Dataset items:
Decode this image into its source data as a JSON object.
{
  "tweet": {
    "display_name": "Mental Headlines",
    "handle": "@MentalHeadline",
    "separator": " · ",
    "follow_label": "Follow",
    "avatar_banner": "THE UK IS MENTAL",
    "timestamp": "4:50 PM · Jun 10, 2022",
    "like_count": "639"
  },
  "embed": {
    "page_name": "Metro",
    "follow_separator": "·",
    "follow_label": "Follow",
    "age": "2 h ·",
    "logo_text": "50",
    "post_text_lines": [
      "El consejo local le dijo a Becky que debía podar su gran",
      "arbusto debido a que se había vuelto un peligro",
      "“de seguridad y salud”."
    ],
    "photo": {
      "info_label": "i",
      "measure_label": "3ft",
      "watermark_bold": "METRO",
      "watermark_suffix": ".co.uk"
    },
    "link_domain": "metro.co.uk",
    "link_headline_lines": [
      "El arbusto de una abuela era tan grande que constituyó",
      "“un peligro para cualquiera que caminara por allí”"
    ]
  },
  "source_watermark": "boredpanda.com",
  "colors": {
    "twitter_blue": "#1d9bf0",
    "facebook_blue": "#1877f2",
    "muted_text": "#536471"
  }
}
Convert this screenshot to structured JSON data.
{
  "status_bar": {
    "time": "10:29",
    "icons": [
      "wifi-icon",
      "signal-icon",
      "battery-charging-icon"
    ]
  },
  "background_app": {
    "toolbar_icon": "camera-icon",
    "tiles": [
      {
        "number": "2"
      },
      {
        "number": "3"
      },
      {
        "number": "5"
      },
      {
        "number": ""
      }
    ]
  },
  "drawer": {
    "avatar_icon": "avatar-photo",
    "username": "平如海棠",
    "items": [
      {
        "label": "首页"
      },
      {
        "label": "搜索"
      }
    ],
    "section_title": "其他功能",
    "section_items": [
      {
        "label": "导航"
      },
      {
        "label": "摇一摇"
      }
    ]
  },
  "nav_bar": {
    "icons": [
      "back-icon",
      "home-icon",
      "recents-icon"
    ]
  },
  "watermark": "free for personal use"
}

Exercise requirements – Extract the listing in its entirety and repeat it exactly.

Written solution –
Decode this image into its source data as a JSON object.
{
  "tweet": {
    "display_name": "Mental Headlines",
    "handle": "@MentalHeadline",
    "separator": " · ",
    "follow_label": "Follow",
    "avatar_banner": "THE UK IS MENTAL",
    "timestamp": "4:50 PM · Jun 10, 2022",
    "like_count": "639"
  },
  "embed": {
    "page_name": "Metro",
    "follow_separator": "·",
    "follow_label": "Follow",
    "age": "2 h ·",
    "logo_text": "50",
    "post_text_lines": [
      "El consejo local le dijo a Becky que debía podar su gran",
      "arbusto debido a que se había vuelto un peligro",
      "“de seguridad y salud”."
    ],
    "photo": {
      "info_label": "i",
      "measure_label": "3ft",
      "watermark_bold": "METRO",
      "watermark_suffix": ".co.uk"
    },
    "link_domain": "metro.co.uk",
    "link_headline_lines": [
      "El arbusto de una abuela era tan grande que constituyó",
      "“un peligro para cualquiera que caminara por allí”"
    ]
  },
  "source_watermark": "boredpanda.com",
  "colors": {
    "twitter_blue": "#1d9bf0",
    "facebook_blue": "#1877f2",
    "muted_text": "#536471"
  }
}
Convert this screenshot to structured JSON data.
{
  "status_bar": {
    "time": "10:29",
    "icons": [
      "wifi-icon",
      "signal-icon",
      "battery-charging-icon"
    ]
  },
  "background_app": {
    "toolbar_icon": "camera-icon",
    "tiles": [
      {
        "number": "2"
      },
      {
        "number": "3"
      },
      {
        "number": "5"
      },
      {
        "number": ""
      }
    ]
  },
  "drawer": {
    "avatar_icon": "avatar-photo",
    "username": "平如海棠",
    "items": [
      {
        "label": "首页"
      },
      {
        "label": "搜索"
      }
    ],
    "section_title": "其他功能",
    "section_items": [
      {
        "label": "导航"
      },
      {
        "label": "摇一摇"
      }
    ]
  },
  "nav_bar": {
    "icons": [
      "back-icon",
      "home-icon",
      "recents-icon"
    ]
  },
  "watermark": "free for personal use"
}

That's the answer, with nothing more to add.